WHAT THIS TASK INVOLVES
Copy each line of the records that holds the string "arbetskraften".
══ PROVIDED RECORDS
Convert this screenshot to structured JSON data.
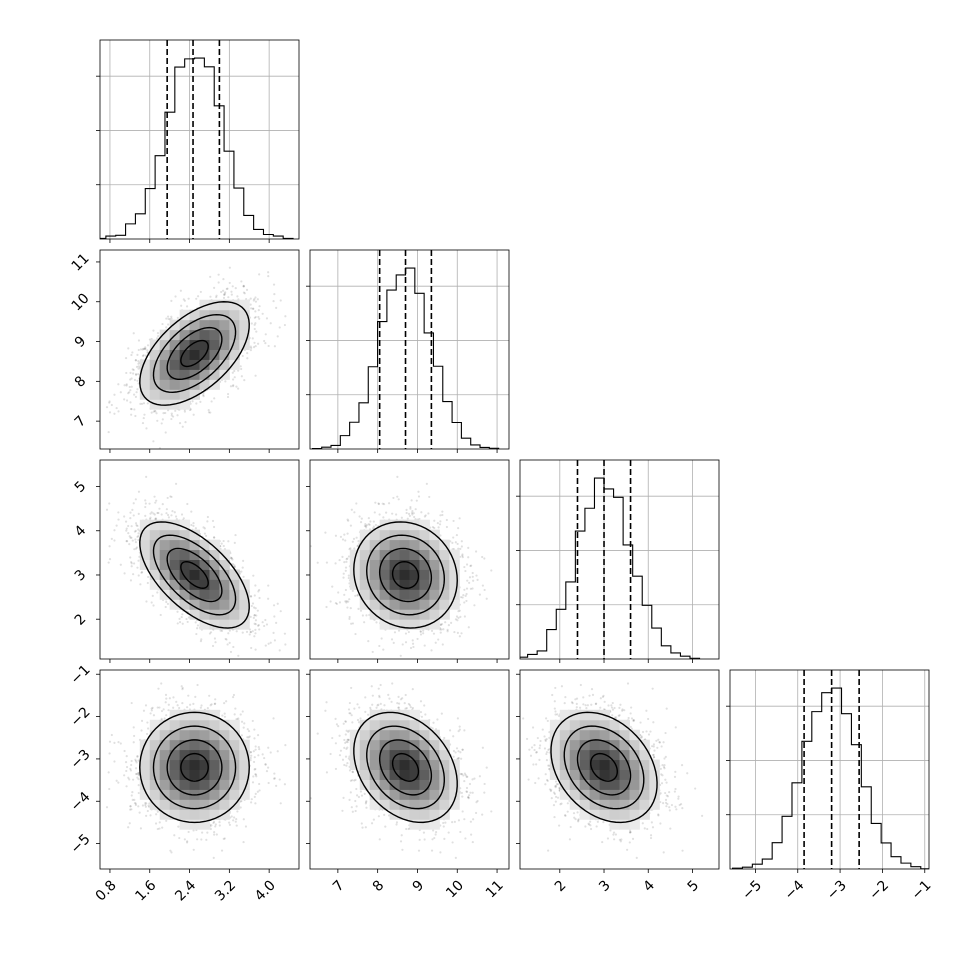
{
  "chart_data": {
    "type": "corner",
    "title": "",
    "parameters": [
      {
        "name": "",
        "range": [
          0.6,
          4.6
        ],
        "ticks": [
          0.8,
          1.6,
          2.4,
          3.2,
          4.0
        ],
        "tick_labels": [
          "0.8",
          "1.6",
          "2.4",
          "3.2",
          "4.0"
        ],
        "mean": 2.5,
        "sd": 0.55,
        "quantiles": [
          1.95,
          2.47,
          3.0
        ]
      },
      {
        "name": "",
        "range": [
          6.3,
          11.3
        ],
        "ticks": [
          7,
          8,
          9,
          10,
          11
        ],
        "tick_labels": [
          "7",
          "8",
          "9",
          "10",
          "11"
        ],
        "mean": 8.7,
        "sd": 0.65,
        "quantiles": [
          8.05,
          8.7,
          9.35
        ]
      },
      {
        "name": "",
        "range": [
          1.1,
          5.6
        ],
        "ticks": [
          2,
          3,
          4,
          5
        ],
        "tick_labels": [
          "2",
          "3",
          "4",
          "5"
        ],
        "mean": 3.0,
        "sd": 0.6,
        "quantiles": [
          2.4,
          3.0,
          3.6
        ]
      },
      {
        "name": "",
        "range": [
          -5.6,
          -0.9
        ],
        "ticks": [
          -5,
          -4,
          -3,
          -2,
          -1
        ],
        "tick_labels": [
          "−5",
          "−4",
          "−3",
          "−2",
          "−1"
        ],
        "mean": -3.2,
        "sd": 0.65,
        "quantiles": [
          -3.85,
          -3.2,
          -2.55
        ]
      }
    ],
    "correlations": {
      "0-1": 0.55,
      "0-2": -0.6,
      "0-3": 0.0,
      "1-2": -0.1,
      "1-3": -0.3,
      "2-3": -0.3
    },
    "contour_levels_sigma": [
      0.5,
      1.0,
      1.5,
      2.0
    ],
    "histogram_bins": 20,
    "grid": true
  }
}
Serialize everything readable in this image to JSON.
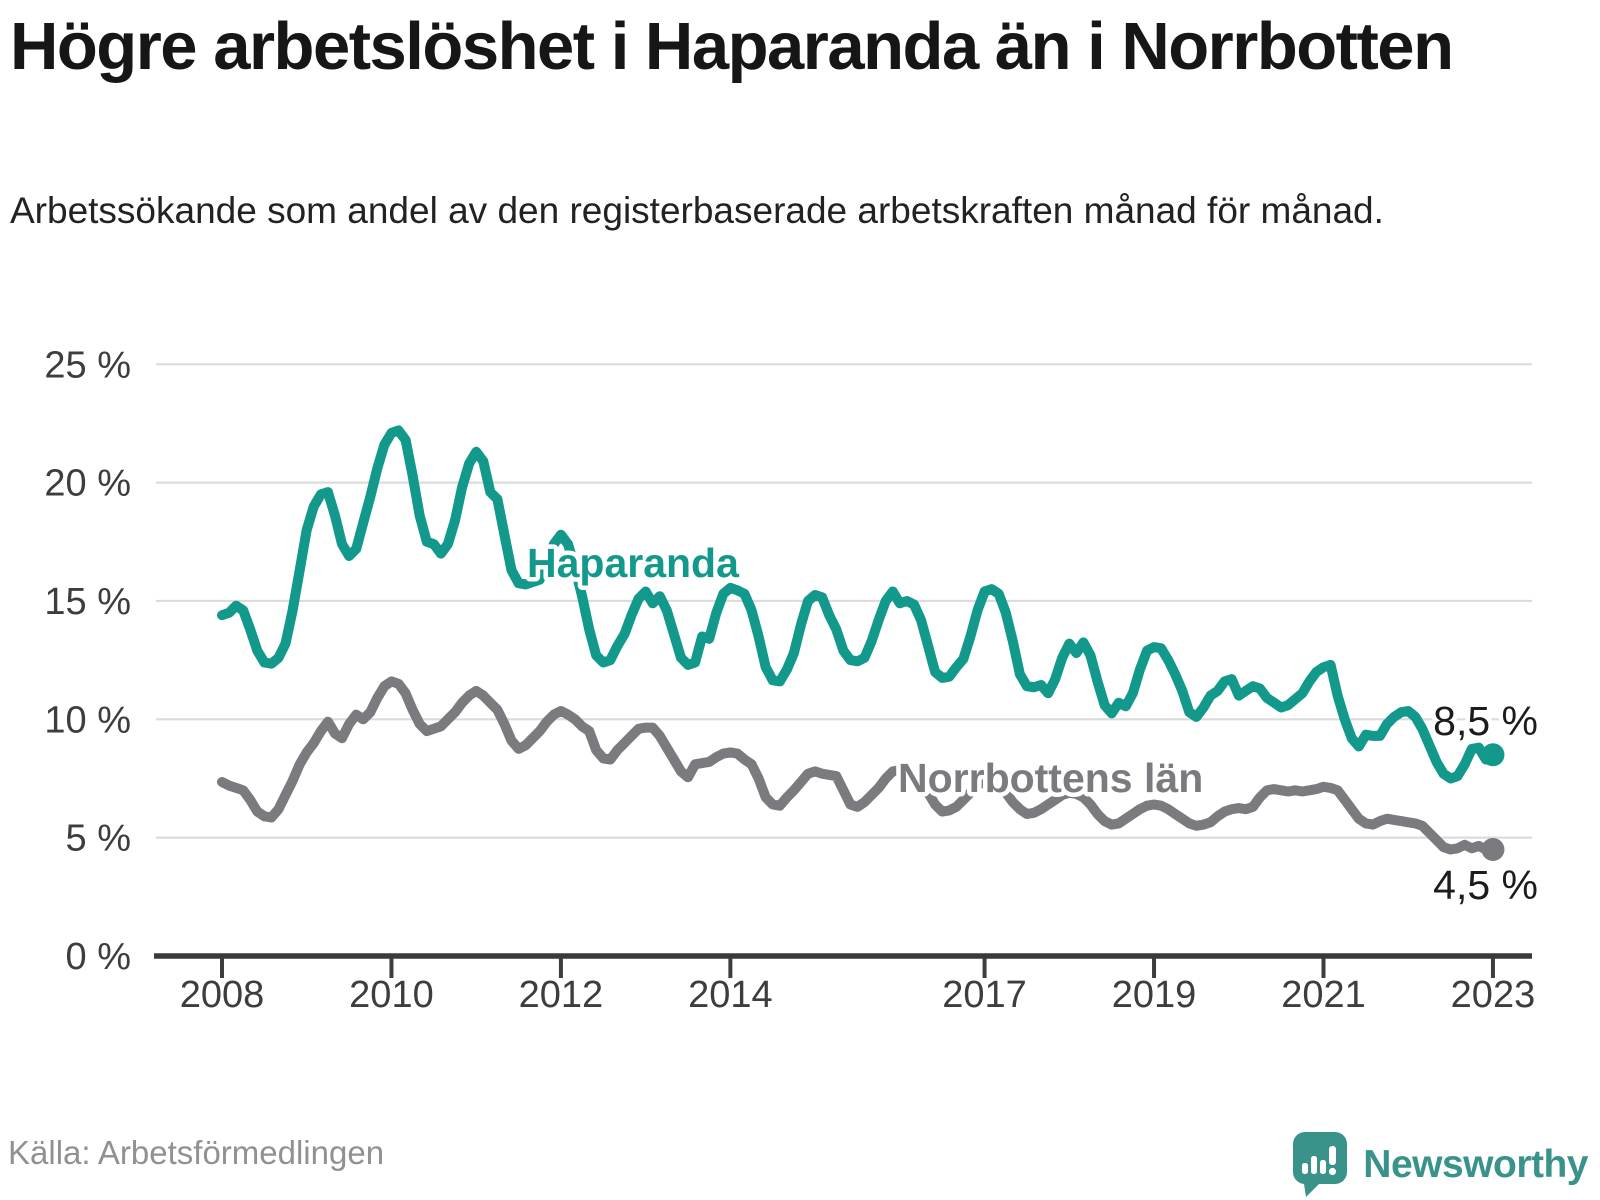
{
  "header": {
    "title": "Högre arbetslöshet i Haparanda än i Norrbotten",
    "subtitle": "Arbetssökande som andel av den registerbaserade arbetskraften månad för månad."
  },
  "footer": {
    "source": "Källa: Arbetsförmedlingen",
    "logo_brand": "Newsworthy",
    "logo_icon": "newsworthy-speech-bubble-bar-chart-icon"
  },
  "colors": {
    "haparanda": "#12998b",
    "norrbotten": "#7b7b7f",
    "axis_text": "#3d3d3d",
    "grid": "#dcdcdc",
    "axis_line": "#3a3a3a",
    "value_label": "#1c1c1c",
    "logo_teal": "#3a938a"
  },
  "chart_data": {
    "type": "line",
    "title": "Högre arbetslöshet i Haparanda än i Norrbotten",
    "subtitle": "Arbetssökande som andel av den registerbaserade arbetskraften månad för månad.",
    "grid": true,
    "legend_position": "inline-labels",
    "ylim": [
      0,
      25
    ],
    "y_tick_labels": [
      "0 %",
      "5 %",
      "10 %",
      "15 %",
      "20 %",
      "25 %"
    ],
    "x_ticks": [
      2008,
      2010,
      2012,
      2014,
      2017,
      2019,
      2021,
      2023
    ],
    "x_start_year": 2008,
    "frequency": "monthly",
    "x_end": "2023-01",
    "series": [
      {
        "name": "Haparanda",
        "end_label": "8,5 %",
        "last_value": 8.5,
        "values": [
          14.4,
          14.5,
          14.8,
          14.6,
          13.8,
          12.9,
          12.4,
          12.35,
          12.6,
          13.2,
          14.6,
          16.3,
          18.0,
          19.0,
          19.5,
          19.6,
          18.6,
          17.4,
          16.9,
          17.2,
          18.3,
          19.4,
          20.6,
          21.6,
          22.1,
          22.2,
          21.8,
          20.3,
          18.6,
          17.5,
          17.4,
          17.0,
          17.4,
          18.4,
          19.8,
          20.8,
          21.3,
          20.9,
          19.6,
          19.3,
          17.8,
          16.3,
          15.75,
          15.7,
          15.8,
          15.9,
          16.6,
          17.4,
          17.8,
          17.4,
          16.4,
          15.2,
          13.8,
          12.7,
          12.4,
          12.5,
          13.1,
          13.6,
          14.4,
          15.1,
          15.4,
          14.9,
          15.2,
          14.6,
          13.6,
          12.6,
          12.3,
          12.4,
          13.5,
          13.4,
          14.5,
          15.3,
          15.55,
          15.45,
          15.3,
          14.6,
          13.5,
          12.2,
          11.65,
          11.6,
          12.1,
          12.8,
          14.0,
          15.0,
          15.25,
          15.15,
          14.4,
          13.8,
          12.9,
          12.5,
          12.45,
          12.6,
          13.3,
          14.2,
          15.0,
          15.4,
          14.9,
          15.0,
          14.85,
          14.2,
          13.1,
          12.0,
          11.75,
          11.8,
          12.2,
          12.55,
          13.5,
          14.6,
          15.4,
          15.5,
          15.3,
          14.5,
          13.3,
          11.9,
          11.4,
          11.35,
          11.45,
          11.1,
          11.7,
          12.6,
          13.2,
          12.8,
          13.25,
          12.7,
          11.6,
          10.6,
          10.25,
          10.7,
          10.55,
          11.1,
          12.1,
          12.9,
          13.05,
          13.0,
          12.5,
          11.9,
          11.2,
          10.3,
          10.1,
          10.5,
          11.0,
          11.2,
          11.6,
          11.7,
          11.0,
          11.2,
          11.4,
          11.3,
          10.9,
          10.7,
          10.5,
          10.6,
          10.85,
          11.1,
          11.6,
          12.0,
          12.2,
          12.3,
          11.0,
          10.0,
          9.2,
          8.85,
          9.35,
          9.3,
          9.3,
          9.8,
          10.1,
          10.3,
          10.35,
          10.1,
          9.6,
          8.9,
          8.2,
          7.7,
          7.5,
          7.6,
          8.1,
          8.75,
          8.8,
          8.3,
          8.5
        ]
      },
      {
        "name": "Norrbottens län",
        "end_label": "4,5 %",
        "last_value": 4.5,
        "values": [
          7.35,
          7.2,
          7.1,
          7.0,
          6.6,
          6.1,
          5.9,
          5.85,
          6.2,
          6.8,
          7.4,
          8.1,
          8.6,
          9.0,
          9.5,
          9.9,
          9.4,
          9.2,
          9.8,
          10.2,
          10.0,
          10.3,
          10.9,
          11.4,
          11.6,
          11.5,
          11.1,
          10.4,
          9.8,
          9.5,
          9.6,
          9.7,
          10.0,
          10.3,
          10.7,
          11.0,
          11.2,
          11.0,
          10.7,
          10.4,
          9.8,
          9.1,
          8.75,
          8.9,
          9.2,
          9.5,
          9.9,
          10.2,
          10.35,
          10.2,
          10.0,
          9.7,
          9.5,
          8.7,
          8.35,
          8.3,
          8.7,
          9.0,
          9.3,
          9.6,
          9.65,
          9.65,
          9.3,
          8.8,
          8.3,
          7.8,
          7.55,
          8.1,
          8.15,
          8.2,
          8.4,
          8.55,
          8.6,
          8.55,
          8.3,
          8.1,
          7.5,
          6.7,
          6.4,
          6.35,
          6.7,
          7.0,
          7.35,
          7.7,
          7.8,
          7.7,
          7.65,
          7.6,
          7.0,
          6.4,
          6.3,
          6.5,
          6.8,
          7.1,
          7.5,
          7.8,
          7.85,
          7.8,
          7.6,
          7.3,
          6.9,
          6.4,
          6.1,
          6.15,
          6.3,
          6.6,
          6.9,
          7.2,
          7.4,
          7.35,
          7.2,
          6.9,
          6.5,
          6.2,
          6.0,
          6.05,
          6.2,
          6.4,
          6.6,
          6.8,
          6.9,
          6.85,
          6.7,
          6.4,
          6.0,
          5.7,
          5.55,
          5.6,
          5.8,
          6.0,
          6.2,
          6.35,
          6.4,
          6.35,
          6.2,
          6.0,
          5.8,
          5.6,
          5.5,
          5.55,
          5.65,
          5.9,
          6.1,
          6.2,
          6.25,
          6.2,
          6.3,
          6.7,
          7.0,
          7.05,
          7.0,
          6.95,
          7.0,
          6.95,
          7.0,
          7.05,
          7.15,
          7.1,
          7.0,
          6.6,
          6.2,
          5.8,
          5.6,
          5.55,
          5.7,
          5.8,
          5.75,
          5.7,
          5.65,
          5.6,
          5.5,
          5.2,
          4.9,
          4.6,
          4.5,
          4.55,
          4.7,
          4.55,
          4.65,
          4.5,
          4.5
        ]
      }
    ]
  }
}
════
SOLUTION
    "subtitle": "Arbetssökande som andel av den registerbaserade arbetskraften månad för månad."
    "subtitle": "Arbetssökande som andel av den registerbaserade arbetskraften månad för månad.",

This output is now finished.